Copy each line exactly. Drop every picture.

━━━ PROVIDED MATERIAL

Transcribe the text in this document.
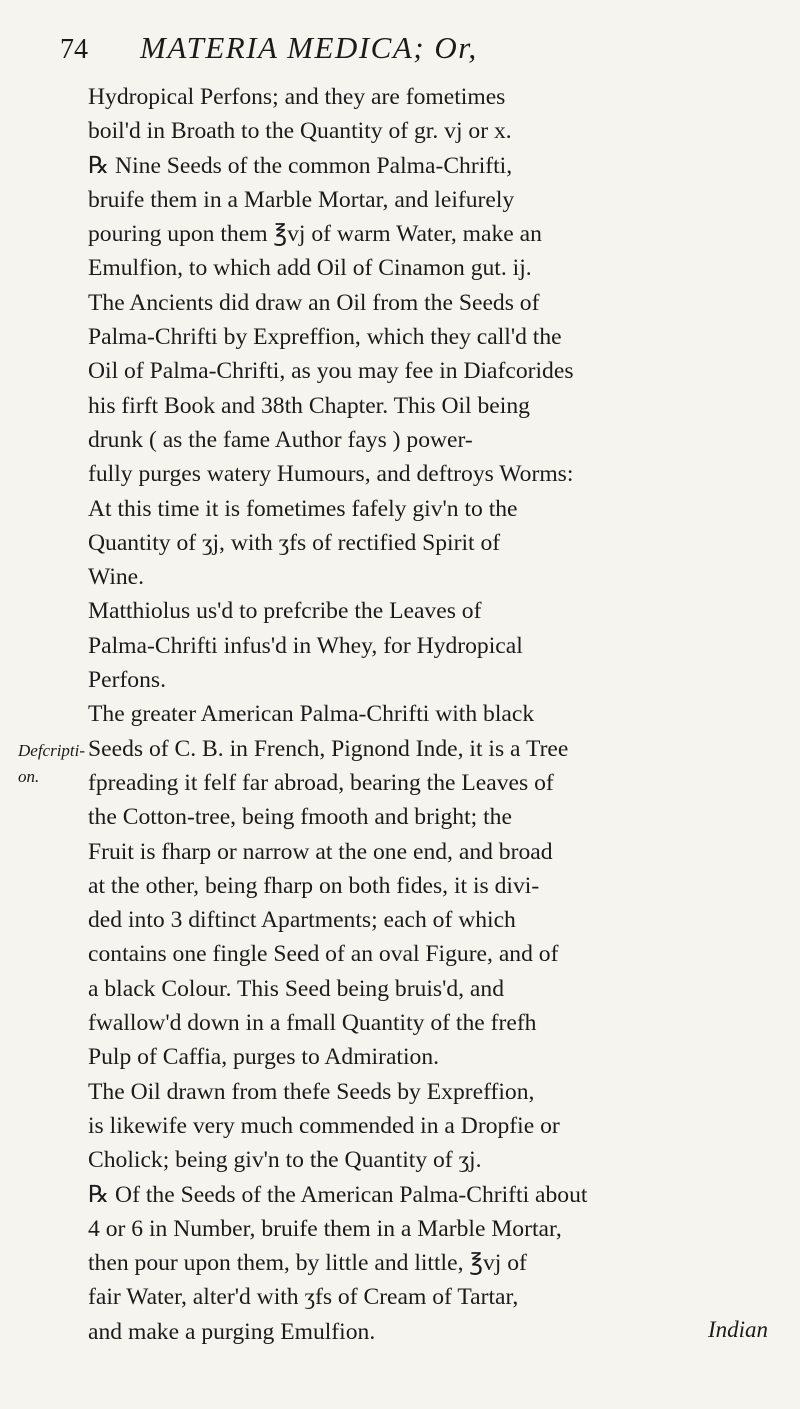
74 MATERIA MEDICA; Or,
Defcripti-on.
Hydropical Perfons; and they are fometimes
boil'd in Broath to the Quantity of gr. vj or x.
℞ Nine Seeds of the common Palma-Chrifti,
bruife them in a Marble Mortar, and leifurely
pouring upon them ℥vj of warm Water, make an
Emulfion, to which add Oil of Cinamon gut. ij.
The Ancients did draw an Oil from the Seeds of
Palma-Chrifti by Expreffion, which they call'd the
Oil of Palma-Chrifti, as you may fee in Diafcorides
his firft Book and 38th Chapter. This Oil being
drunk ( as the fame Author fays ) power-
fully purges watery Humours, and deftroys Worms:
At this time it is fometimes fafely giv'n to the
Quantity of ʒj, with ʒfs of rectified Spirit of
Wine.
Matthiolus us'd to prefcribe the Leaves of
Palma-Chrifti infus'd in Whey, for Hydropical
Perfons.
The greater American Palma-Chrifti with black
Seeds of C. B. in French, Pignond Inde, it is a Tree
fpreading it felf far abroad, bearing the Leaves of
the Cotton-tree, being fmooth and bright; the
Fruit is fharp or narrow at the one end, and broad
at the other, being fharp on both fides, it is divi-
ded into 3 diftinct Apartments; each of which
contains one fingle Seed of an oval Figure, and of
a black Colour. This Seed being bruis'd, and
fwallow'd down in a fmall Quantity of the frefh
Pulp of Caffia, purges to Admiration.
The Oil drawn from thefe Seeds by Expreffion,
is likewife very much commended in a Dropfie or
Cholick; being giv'n to the Quantity of ʒj.
℞ Of the Seeds of the American Palma-Chrifti about
4 or 6 in Number, bruife them in a Marble Mortar,
then pour upon them, by little and little, ℥vj of
fair Water, alter'd with ʒfs of Cream of Tartar,
and make a purging Emulfion.	Indian
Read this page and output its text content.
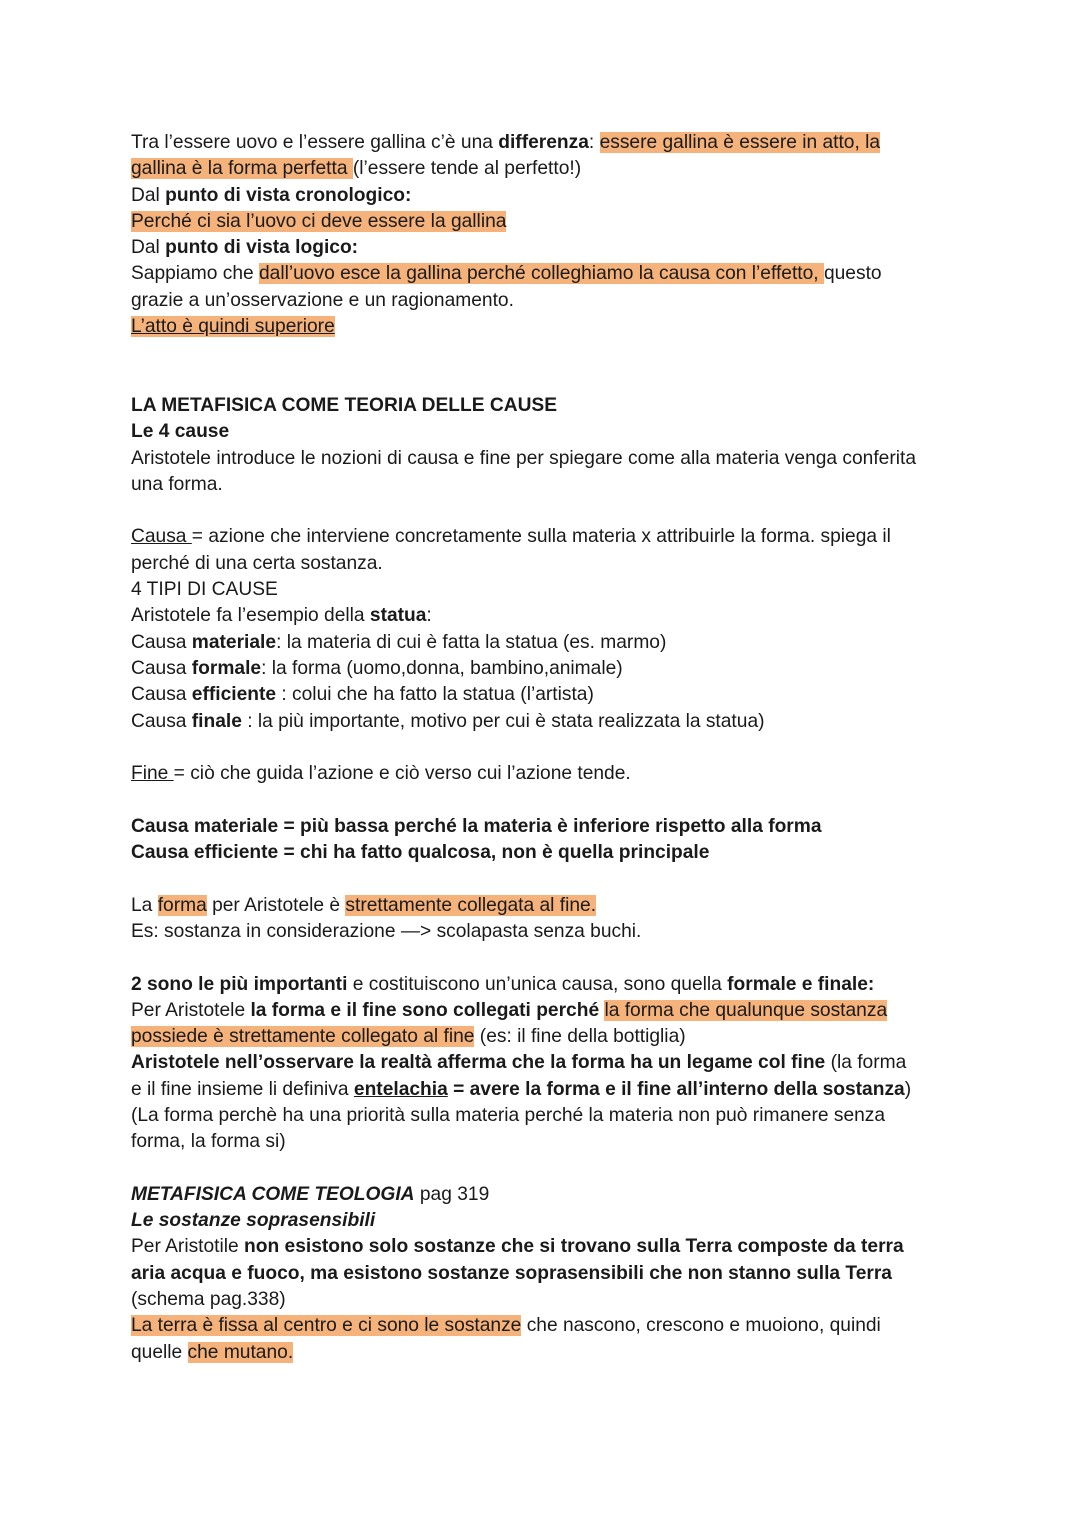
Tra l’essere uovo e l’essere gallina c’è una differenza: essere gallina è essere in atto, la
gallina è la forma perfetta (l’essere tende al perfetto!)
Dal punto di vista cronologico:
Perché ci sia l’uovo ci deve essere la gallina
Dal punto di vista logico:
Sappiamo che dall’uovo esce la gallina perché colleghiamo la causa con l’effetto, questo
grazie a un’osservazione e un ragionamento.
L’atto è quindi superiore
LA METAFISICA COME TEORIA DELLE CAUSE
Le 4 cause
Aristotele introduce le nozioni di causa e fine per spiegare come alla materia venga conferita
una forma.
Causa = azione che interviene concretamente sulla materia x attribuirle la forma. spiega il
perché di una certa sostanza.
4 TIPI DI CAUSE
Aristotele fa l’esempio della statua:
Causa materiale: la materia di cui è fatta la statua (es. marmo)
Causa formale: la forma (uomo,donna, bambino,animale)
Causa efficiente : colui che ha fatto la statua (l’artista)
Causa finale : la più importante, motivo per cui è stata realizzata la statua)
Fine = ciò che guida l’azione e ciò verso cui l’azione tende.
Causa materiale = più bassa perché la materia è inferiore rispetto alla forma
Causa efficiente = chi ha fatto qualcosa, non è quella principale
La forma per Aristotele è strettamente collegata al fine.
Es: sostanza in considerazione —> scolapasta senza buchi.
2 sono le più importanti e costituiscono un’unica causa, sono quella formale e finale:
Per Aristotele la forma e il fine sono collegati perché la forma che qualunque sostanza
possiede è strettamente collegato al fine (es: il fine della bottiglia)
Aristotele nell’osservare la realtà afferma che la forma ha un legame col fine (la forma
e il fine insieme li definiva entelachia = avere la forma e il fine all’interno della sostanza)
(La forma perchè ha una priorità sulla materia perché la materia non può rimanere senza
forma, la forma si)
METAFISICA COME TEOLOGIA pag 319
Le sostanze soprasensibili
Per Aristotile non esistono solo sostanze che si trovano sulla Terra composte da terra
aria acqua e fuoco, ma esistono sostanze soprasensibili che non stanno sulla Terra
(schema pag.338)
La terra è fissa al centro e ci sono le sostanze che nascono, crescono e muoiono, quindi
quelle che mutano.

━━━━━━

• SOLVED PROBLEM
Transcribe the text in this document.
74 MATERIA MEDICA; Or,
Defcripti-on.
Hydropical Perfons; and they are fometimes
boil'd in Broath to the Quantity of gr. vj or x.
℞ Nine Seeds of the common Palma-Chrifti,
bruife them in a Marble Mortar, and leifurely
pouring upon them ℥vj of warm Water, make an
Emulfion, to which add Oil of Cinamon gut. ij.
The Ancients did draw an Oil from the Seeds of
Palma-Chrifti by Expreffion, which they call'd the
Oil of Palma-Chrifti, as you may fee in Diafcorides
his firft Book and 38th Chapter. This Oil being
drunk ( as the fame Author fays ) power-
fully purges watery Humours, and deftroys Worms:
At this time it is fometimes fafely giv'n to the
Quantity of ʒj, with ʒfs of rectified Spirit of
Wine.
Matthiolus us'd to prefcribe the Leaves of
Palma-Chrifti infus'd in Whey, for Hydropical
Perfons.
The greater American Palma-Chrifti with black
Seeds of C. B. in French, Pignond Inde, it is a Tree
fpreading it felf far abroad, bearing the Leaves of
the Cotton-tree, being fmooth and bright; the
Fruit is fharp or narrow at the one end, and broad
at the other, being fharp on both fides, it is divi-
ded into 3 diftinct Apartments; each of which
contains one fingle Seed of an oval Figure, and of
a black Colour. This Seed being bruis'd, and
fwallow'd down in a fmall Quantity of the frefh
Pulp of Caffia, purges to Admiration.
The Oil drawn from thefe Seeds by Expreffion,
is likewife very much commended in a Dropfie or
Cholick; being giv'n to the Quantity of ʒj.
℞ Of the Seeds of the American Palma-Chrifti about
4 or 6 in Number, bruife them in a Marble Mortar,
then pour upon them, by little and little, ℥vj of
fair Water, alter'd with ʒfs of Cream of Tartar,
and make a purging Emulfion.	Indian
Read this page and output its text content.
Tra l’essere uovo e l’essere gallina c’è una differenza: essere gallina è essere in atto, la
gallina è la forma perfetta (l’essere tende al perfetto!)
Dal punto di vista cronologico:
Perché ci sia l’uovo ci deve essere la gallina
Dal punto di vista logico:
Sappiamo che dall’uovo esce la gallina perché colleghiamo la causa con l’effetto, questo
grazie a un’osservazione e un ragionamento.
L’atto è quindi superiore
LA METAFISICA COME TEORIA DELLE CAUSE
Le 4 cause
Aristotele introduce le nozioni di causa e fine per spiegare come alla materia venga conferita
una forma.
Causa = azione che interviene concretamente sulla materia x attribuirle la forma. spiega il
perché di una certa sostanza.
4 TIPI DI CAUSE
Aristotele fa l’esempio della statua:
Causa materiale: la materia di cui è fatta la statua (es. marmo)
Causa formale: la forma (uomo,donna, bambino,animale)
Causa efficiente : colui che ha fatto la statua (l’artista)
Causa finale : la più importante, motivo per cui è stata realizzata la statua)
Fine = ciò che guida l’azione e ciò verso cui l’azione tende.
Causa materiale = più bassa perché la materia è inferiore rispetto alla forma
Causa efficiente = chi ha fatto qualcosa, non è quella principale
La forma per Aristotele è strettamente collegata al fine.
Es: sostanza in considerazione —> scolapasta senza buchi.
2 sono le più importanti e costituiscono un’unica causa, sono quella formale e finale:
Per Aristotele la forma e il fine sono collegati perché la forma che qualunque sostanza
possiede è strettamente collegato al fine (es: il fine della bottiglia)
Aristotele nell’osservare la realtà afferma che la forma ha un legame col fine (la forma
e il fine insieme li definiva entelachia = avere la forma e il fine all’interno della sostanza)
(La forma perchè ha una priorità sulla materia perché la materia non può rimanere senza
forma, la forma si)
METAFISICA COME TEOLOGIA pag 319
Le sostanze soprasensibili
Per Aristotile non esistono solo sostanze che si trovano sulla Terra composte da terra
aria acqua e fuoco, ma esistono sostanze soprasensibili che non stanno sulla Terra
(schema pag.338)
La terra è fissa al centro e ci sono le sostanze che nascono, crescono e muoiono, quindi
quelle che mutano.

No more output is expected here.